--- Entries provided ---

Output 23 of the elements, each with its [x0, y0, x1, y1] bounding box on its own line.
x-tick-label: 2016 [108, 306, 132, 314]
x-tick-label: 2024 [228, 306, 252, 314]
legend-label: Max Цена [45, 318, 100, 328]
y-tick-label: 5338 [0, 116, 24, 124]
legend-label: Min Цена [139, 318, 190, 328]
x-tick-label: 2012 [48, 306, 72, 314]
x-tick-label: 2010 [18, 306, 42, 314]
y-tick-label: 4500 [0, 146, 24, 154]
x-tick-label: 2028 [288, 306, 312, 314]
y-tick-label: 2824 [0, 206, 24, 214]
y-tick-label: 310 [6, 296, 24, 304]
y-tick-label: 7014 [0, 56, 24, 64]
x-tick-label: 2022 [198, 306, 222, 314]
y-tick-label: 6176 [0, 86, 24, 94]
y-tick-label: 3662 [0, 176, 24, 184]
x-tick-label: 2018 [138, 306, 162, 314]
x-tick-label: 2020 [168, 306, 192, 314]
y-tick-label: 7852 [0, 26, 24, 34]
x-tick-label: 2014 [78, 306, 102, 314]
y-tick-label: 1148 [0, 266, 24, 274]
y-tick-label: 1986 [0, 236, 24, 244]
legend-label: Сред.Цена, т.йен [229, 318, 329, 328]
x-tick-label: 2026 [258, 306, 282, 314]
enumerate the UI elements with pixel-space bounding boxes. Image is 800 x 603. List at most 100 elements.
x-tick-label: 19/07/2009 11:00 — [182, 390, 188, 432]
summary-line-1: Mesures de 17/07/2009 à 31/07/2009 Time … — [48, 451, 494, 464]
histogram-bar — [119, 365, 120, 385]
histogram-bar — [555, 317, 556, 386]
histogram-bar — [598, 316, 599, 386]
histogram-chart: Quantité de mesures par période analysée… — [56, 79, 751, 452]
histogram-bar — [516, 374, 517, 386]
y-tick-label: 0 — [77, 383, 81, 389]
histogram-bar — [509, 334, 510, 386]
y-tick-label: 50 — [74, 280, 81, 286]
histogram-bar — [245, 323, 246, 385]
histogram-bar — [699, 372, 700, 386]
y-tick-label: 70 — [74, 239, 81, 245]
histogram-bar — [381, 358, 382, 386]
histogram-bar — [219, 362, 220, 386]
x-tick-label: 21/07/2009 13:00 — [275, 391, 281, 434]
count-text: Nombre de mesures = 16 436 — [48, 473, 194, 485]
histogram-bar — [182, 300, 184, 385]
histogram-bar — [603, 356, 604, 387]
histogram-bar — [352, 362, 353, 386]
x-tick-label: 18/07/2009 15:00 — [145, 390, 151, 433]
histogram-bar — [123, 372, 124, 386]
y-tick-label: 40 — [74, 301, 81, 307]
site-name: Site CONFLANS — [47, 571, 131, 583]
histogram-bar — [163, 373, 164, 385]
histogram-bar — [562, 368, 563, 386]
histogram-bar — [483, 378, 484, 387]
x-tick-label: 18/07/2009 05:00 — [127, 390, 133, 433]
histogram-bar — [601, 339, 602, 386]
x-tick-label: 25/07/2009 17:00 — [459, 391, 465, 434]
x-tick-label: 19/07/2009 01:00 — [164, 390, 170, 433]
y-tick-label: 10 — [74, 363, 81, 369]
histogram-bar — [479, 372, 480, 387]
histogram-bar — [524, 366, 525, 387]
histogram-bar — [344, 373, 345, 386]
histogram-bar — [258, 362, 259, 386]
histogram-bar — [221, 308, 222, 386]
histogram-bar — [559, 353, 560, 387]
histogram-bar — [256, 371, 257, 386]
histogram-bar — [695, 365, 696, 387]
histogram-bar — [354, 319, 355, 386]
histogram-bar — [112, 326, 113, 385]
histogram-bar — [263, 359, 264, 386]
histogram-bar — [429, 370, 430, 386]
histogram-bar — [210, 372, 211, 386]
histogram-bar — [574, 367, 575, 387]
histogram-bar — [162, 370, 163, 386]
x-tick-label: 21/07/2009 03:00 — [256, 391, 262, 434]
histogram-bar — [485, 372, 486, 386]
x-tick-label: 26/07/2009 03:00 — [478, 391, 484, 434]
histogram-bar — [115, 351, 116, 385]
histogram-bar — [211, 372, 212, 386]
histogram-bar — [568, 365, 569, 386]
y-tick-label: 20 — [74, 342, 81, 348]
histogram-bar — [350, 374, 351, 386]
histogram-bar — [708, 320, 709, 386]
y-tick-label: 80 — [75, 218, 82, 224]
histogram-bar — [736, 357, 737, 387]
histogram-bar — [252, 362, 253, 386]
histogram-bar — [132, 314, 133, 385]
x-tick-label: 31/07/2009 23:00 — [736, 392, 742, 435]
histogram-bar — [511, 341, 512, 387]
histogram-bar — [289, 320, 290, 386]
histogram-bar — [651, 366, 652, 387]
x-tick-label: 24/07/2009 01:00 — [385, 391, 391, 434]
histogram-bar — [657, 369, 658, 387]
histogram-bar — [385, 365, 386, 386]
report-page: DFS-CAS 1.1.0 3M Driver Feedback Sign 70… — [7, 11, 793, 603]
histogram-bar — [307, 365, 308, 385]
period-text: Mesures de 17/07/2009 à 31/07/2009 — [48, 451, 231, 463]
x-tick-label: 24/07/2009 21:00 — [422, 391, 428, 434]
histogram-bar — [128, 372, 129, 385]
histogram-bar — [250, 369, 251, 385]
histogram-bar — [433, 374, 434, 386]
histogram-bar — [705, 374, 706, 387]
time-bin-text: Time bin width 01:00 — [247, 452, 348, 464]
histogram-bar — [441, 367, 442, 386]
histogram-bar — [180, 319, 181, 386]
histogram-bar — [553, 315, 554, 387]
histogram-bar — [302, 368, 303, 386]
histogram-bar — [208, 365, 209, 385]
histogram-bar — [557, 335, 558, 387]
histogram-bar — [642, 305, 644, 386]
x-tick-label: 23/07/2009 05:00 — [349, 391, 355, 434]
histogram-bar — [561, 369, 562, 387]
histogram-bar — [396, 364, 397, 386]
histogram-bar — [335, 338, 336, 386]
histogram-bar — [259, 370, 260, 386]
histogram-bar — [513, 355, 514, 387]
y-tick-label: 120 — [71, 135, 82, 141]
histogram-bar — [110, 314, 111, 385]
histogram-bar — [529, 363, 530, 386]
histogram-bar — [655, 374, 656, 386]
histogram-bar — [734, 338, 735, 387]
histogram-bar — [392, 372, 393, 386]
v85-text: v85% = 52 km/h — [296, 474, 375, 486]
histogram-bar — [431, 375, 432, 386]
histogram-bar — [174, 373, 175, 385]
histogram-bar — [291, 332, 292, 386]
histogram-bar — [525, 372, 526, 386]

---

Instruction: Could you copy out every one of the rows above again, word for word and in the same order, without changing anything?

Result:
Output 23 of the elements, each with its [x0, y0, x1, y1] bounding box on its own line.
x-tick-label: 2016 [108, 306, 132, 314]
x-tick-label: 2024 [228, 306, 252, 314]
legend-label: Max Цена [45, 318, 100, 328]
y-tick-label: 5338 [0, 116, 24, 124]
legend-label: Min Цена [139, 318, 190, 328]
x-tick-label: 2012 [48, 306, 72, 314]
x-tick-label: 2010 [18, 306, 42, 314]
y-tick-label: 4500 [0, 146, 24, 154]
x-tick-label: 2028 [288, 306, 312, 314]
y-tick-label: 2824 [0, 206, 24, 214]
y-tick-label: 310 [6, 296, 24, 304]
y-tick-label: 7014 [0, 56, 24, 64]
x-tick-label: 2022 [198, 306, 222, 314]
y-tick-label: 6176 [0, 86, 24, 94]
y-tick-label: 3662 [0, 176, 24, 184]
x-tick-label: 2018 [138, 306, 162, 314]
x-tick-label: 2020 [168, 306, 192, 314]
y-tick-label: 7852 [0, 26, 24, 34]
x-tick-label: 2014 [78, 306, 102, 314]
y-tick-label: 1148 [0, 266, 24, 274]
y-tick-label: 1986 [0, 236, 24, 244]
legend-label: Сред.Цена, т.йен [229, 318, 329, 328]
x-tick-label: 2026 [258, 306, 282, 314]
enumerate the UI elements with pixel-space bounding boxes. Image is 800 x 603. List at most 100 elements.
x-tick-label: 19/07/2009 11:00 — [182, 390, 188, 432]
summary-line-1: Mesures de 17/07/2009 à 31/07/2009 Time … — [48, 451, 494, 464]
histogram-bar — [119, 365, 120, 385]
histogram-bar — [555, 317, 556, 386]
histogram-bar — [598, 316, 599, 386]
histogram-chart: Quantité de mesures par période analysée… — [56, 79, 751, 452]
histogram-bar — [516, 374, 517, 386]
y-tick-label: 0 — [77, 383, 81, 389]
histogram-bar — [509, 334, 510, 386]
y-tick-label: 50 — [74, 280, 81, 286]
histogram-bar — [245, 323, 246, 385]
histogram-bar — [699, 372, 700, 386]
y-tick-label: 70 — [74, 239, 81, 245]
histogram-bar — [381, 358, 382, 386]
histogram-bar — [219, 362, 220, 386]
x-tick-label: 21/07/2009 13:00 — [275, 391, 281, 434]
count-text: Nombre de mesures = 16 436 — [48, 473, 194, 485]
histogram-bar — [182, 300, 184, 385]
histogram-bar — [603, 356, 604, 387]
histogram-bar — [352, 362, 353, 386]
x-tick-label: 18/07/2009 15:00 — [145, 390, 151, 433]
histogram-bar — [123, 372, 124, 386]
y-tick-label: 40 — [74, 301, 81, 307]
site-name: Site CONFLANS — [47, 571, 131, 583]
histogram-bar — [163, 373, 164, 385]
histogram-bar — [562, 368, 563, 386]
histogram-bar — [483, 378, 484, 387]
x-tick-label: 18/07/2009 05:00 — [127, 390, 133, 433]
histogram-bar — [601, 339, 602, 386]
x-tick-label: 25/07/2009 17:00 — [459, 391, 465, 434]
x-tick-label: 19/07/2009 01:00 — [164, 390, 170, 433]
y-tick-label: 10 — [74, 363, 81, 369]
histogram-bar — [479, 372, 480, 387]
histogram-bar — [524, 366, 525, 387]
histogram-bar — [344, 373, 345, 386]
histogram-bar — [258, 362, 259, 386]
histogram-bar — [221, 308, 222, 386]
histogram-bar — [559, 353, 560, 387]
histogram-bar — [256, 371, 257, 386]
histogram-bar — [695, 365, 696, 387]
histogram-bar — [354, 319, 355, 386]
histogram-bar — [112, 326, 113, 385]
histogram-bar — [263, 359, 264, 386]
histogram-bar — [429, 370, 430, 386]
histogram-bar — [210, 372, 211, 386]
histogram-bar — [574, 367, 575, 387]
histogram-bar — [162, 370, 163, 386]
x-tick-label: 21/07/2009 03:00 — [256, 391, 262, 434]
histogram-bar — [485, 372, 486, 386]
x-tick-label: 26/07/2009 03:00 — [478, 391, 484, 434]
histogram-bar — [115, 351, 116, 385]
histogram-bar — [211, 372, 212, 386]
histogram-bar — [568, 365, 569, 386]
y-tick-label: 20 — [74, 342, 81, 348]
histogram-bar — [350, 374, 351, 386]
histogram-bar — [708, 320, 709, 386]
y-tick-label: 80 — [75, 218, 82, 224]
histogram-bar — [736, 357, 737, 387]
histogram-bar — [252, 362, 253, 386]
histogram-bar — [132, 314, 133, 385]
x-tick-label: 31/07/2009 23:00 — [736, 392, 742, 435]
histogram-bar — [511, 341, 512, 387]
histogram-bar — [289, 320, 290, 386]
histogram-bar — [651, 366, 652, 387]
x-tick-label: 24/07/2009 01:00 — [385, 391, 391, 434]
histogram-bar — [657, 369, 658, 387]
histogram-bar — [385, 365, 386, 386]
report-page: DFS-CAS 1.1.0 3M Driver Feedback Sign 70… — [7, 11, 793, 603]
histogram-bar — [307, 365, 308, 385]
period-text: Mesures de 17/07/2009 à 31/07/2009 — [48, 451, 231, 463]
x-tick-label: 24/07/2009 21:00 — [422, 391, 428, 434]
histogram-bar — [128, 372, 129, 385]
histogram-bar — [250, 369, 251, 385]
histogram-bar — [433, 374, 434, 386]
histogram-bar — [705, 374, 706, 387]
time-bin-text: Time bin width 01:00 — [247, 452, 348, 464]
histogram-bar — [441, 367, 442, 386]
histogram-bar — [180, 319, 181, 386]
histogram-bar — [553, 315, 554, 387]
histogram-bar — [302, 368, 303, 386]
histogram-bar — [208, 365, 209, 385]
histogram-bar — [557, 335, 558, 387]
histogram-bar — [642, 305, 644, 386]
x-tick-label: 23/07/2009 05:00 — [349, 391, 355, 434]
histogram-bar — [561, 369, 562, 387]
histogram-bar — [396, 364, 397, 386]
histogram-bar — [335, 338, 336, 386]
histogram-bar — [259, 370, 260, 386]
histogram-bar — [513, 355, 514, 387]
y-tick-label: 120 — [71, 135, 82, 141]
histogram-bar — [110, 314, 111, 385]
histogram-bar — [529, 363, 530, 386]
histogram-bar — [655, 374, 656, 386]
histogram-bar — [734, 338, 735, 387]
histogram-bar — [392, 372, 393, 386]
v85-text: v85% = 52 km/h — [296, 474, 375, 486]
histogram-bar — [431, 375, 432, 386]
histogram-bar — [174, 373, 175, 385]
histogram-bar — [291, 332, 292, 386]
histogram-bar — [525, 372, 526, 386]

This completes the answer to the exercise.